··· Excerpt ···

By: Arnaud Ebalard
Date: October 7, 2007
At both the corporate and Internet network infrastructure levels, IP-based routing decisions are performed on the destination address of IP packets by following global routing tables’ content and associated policies.
Both the IPv4 and IPv6 protocols provide the option for a packet emitter to force the routing path followed by its packets. This ability for users to inflect the routing implemented by operators is known as source routing.
When a packet from a source to a target follows a natural path (in blue in picture on following page), the inclusion of a source routing extension in this packet with the address(es) of intermediary router(s) (waypoint in the picture) modifies the routing path (in red in the picture). In other words, the packet is routed from the source to the waypoint and then from the waypoint to the target. Including more intermediary routers not only gives more control on the forced path but also provides more discovery capabilities.
For decades, the benefits and drawbacks of this capability have been discussed. During that time, the IPv4 Loose and Strict Source Routing options (LSSR and SSR) and the IPv6 Type 0 Routing Header extension (RH0 ) have been implemented in IP stacks. However, IPv4 network administrators have gotten into the habit of preventing the processing of source routing options on routers, which has resulted in the default disabling of source routing in most IPv4 devices.

··· Dataset ···

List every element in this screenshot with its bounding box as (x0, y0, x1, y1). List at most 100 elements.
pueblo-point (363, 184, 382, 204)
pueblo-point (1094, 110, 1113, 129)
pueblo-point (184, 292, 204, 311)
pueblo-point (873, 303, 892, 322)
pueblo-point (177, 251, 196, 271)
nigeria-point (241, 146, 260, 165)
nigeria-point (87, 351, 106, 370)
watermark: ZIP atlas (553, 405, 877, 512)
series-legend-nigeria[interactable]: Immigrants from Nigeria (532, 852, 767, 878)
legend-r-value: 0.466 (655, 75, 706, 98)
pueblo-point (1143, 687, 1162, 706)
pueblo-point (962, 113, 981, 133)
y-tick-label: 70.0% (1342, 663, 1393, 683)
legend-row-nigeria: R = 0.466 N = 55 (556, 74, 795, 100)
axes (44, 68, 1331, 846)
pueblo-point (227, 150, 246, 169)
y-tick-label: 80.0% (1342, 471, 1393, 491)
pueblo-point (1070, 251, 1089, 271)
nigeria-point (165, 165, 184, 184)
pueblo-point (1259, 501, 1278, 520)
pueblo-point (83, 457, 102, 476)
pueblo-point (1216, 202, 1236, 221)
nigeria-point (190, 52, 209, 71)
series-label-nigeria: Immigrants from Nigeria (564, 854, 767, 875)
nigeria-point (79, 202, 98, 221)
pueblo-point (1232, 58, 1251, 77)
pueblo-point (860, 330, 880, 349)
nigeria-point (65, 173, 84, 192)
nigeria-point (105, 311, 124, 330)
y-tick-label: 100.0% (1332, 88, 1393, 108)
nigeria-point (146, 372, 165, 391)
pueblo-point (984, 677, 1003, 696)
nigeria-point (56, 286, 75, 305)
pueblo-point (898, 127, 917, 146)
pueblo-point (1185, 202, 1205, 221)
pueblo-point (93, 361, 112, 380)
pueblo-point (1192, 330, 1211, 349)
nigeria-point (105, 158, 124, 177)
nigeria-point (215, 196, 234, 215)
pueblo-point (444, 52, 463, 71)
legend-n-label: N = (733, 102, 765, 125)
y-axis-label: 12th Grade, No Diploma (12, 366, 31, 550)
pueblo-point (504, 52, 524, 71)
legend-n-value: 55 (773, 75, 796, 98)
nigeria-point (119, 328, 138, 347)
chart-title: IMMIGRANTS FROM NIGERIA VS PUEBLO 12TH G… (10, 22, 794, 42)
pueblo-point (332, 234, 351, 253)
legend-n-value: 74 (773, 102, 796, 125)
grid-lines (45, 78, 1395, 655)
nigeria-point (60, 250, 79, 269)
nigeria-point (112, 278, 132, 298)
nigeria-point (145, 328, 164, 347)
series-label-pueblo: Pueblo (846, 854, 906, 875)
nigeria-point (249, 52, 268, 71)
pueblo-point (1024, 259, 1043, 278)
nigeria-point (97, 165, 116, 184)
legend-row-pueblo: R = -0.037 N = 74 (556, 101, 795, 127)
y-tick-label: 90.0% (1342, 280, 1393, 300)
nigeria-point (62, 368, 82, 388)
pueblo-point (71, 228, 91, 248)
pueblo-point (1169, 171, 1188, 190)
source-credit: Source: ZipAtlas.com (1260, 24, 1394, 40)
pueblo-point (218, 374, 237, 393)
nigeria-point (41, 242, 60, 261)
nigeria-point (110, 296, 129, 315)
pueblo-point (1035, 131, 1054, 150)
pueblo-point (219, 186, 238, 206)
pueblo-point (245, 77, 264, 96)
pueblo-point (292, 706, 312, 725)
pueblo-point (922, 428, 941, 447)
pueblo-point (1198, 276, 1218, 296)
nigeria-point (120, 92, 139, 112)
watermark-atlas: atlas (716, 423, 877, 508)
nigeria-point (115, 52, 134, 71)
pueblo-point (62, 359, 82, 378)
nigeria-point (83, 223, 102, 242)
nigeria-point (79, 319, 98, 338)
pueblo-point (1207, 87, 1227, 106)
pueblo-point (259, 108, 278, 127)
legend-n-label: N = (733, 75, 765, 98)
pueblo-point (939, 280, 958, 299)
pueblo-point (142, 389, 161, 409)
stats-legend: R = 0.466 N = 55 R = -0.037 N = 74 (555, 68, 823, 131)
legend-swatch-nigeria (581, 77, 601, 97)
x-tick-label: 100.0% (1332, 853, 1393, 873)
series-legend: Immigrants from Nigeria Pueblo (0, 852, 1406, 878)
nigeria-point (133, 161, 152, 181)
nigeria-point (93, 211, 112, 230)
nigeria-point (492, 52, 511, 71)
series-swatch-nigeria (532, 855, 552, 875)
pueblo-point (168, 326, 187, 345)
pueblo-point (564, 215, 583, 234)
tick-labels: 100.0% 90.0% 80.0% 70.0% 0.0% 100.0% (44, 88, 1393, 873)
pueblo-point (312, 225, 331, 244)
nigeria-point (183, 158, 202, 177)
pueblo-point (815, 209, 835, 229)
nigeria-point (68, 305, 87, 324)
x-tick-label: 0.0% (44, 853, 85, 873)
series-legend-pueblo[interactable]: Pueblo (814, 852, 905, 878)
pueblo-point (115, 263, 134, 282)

···

Echo the source routing passage verbatim, starting at "When a packet" and ending at "more discovery capabilities.". The records were drawn from a different source than the text.

When a packet from a source to a target follows a natural path (in blue in picture on following page), the inclusion of a source routing extension in this packet with the address(es) of intermediary router(s) (waypoint in the picture) modifies the routing path (in red in the picture). In other words, the packet is routed from the source to the waypoint and then from the waypoint to the target. Including more intermediary routers not only gives more control on the forced path but also provides more discovery capabilities.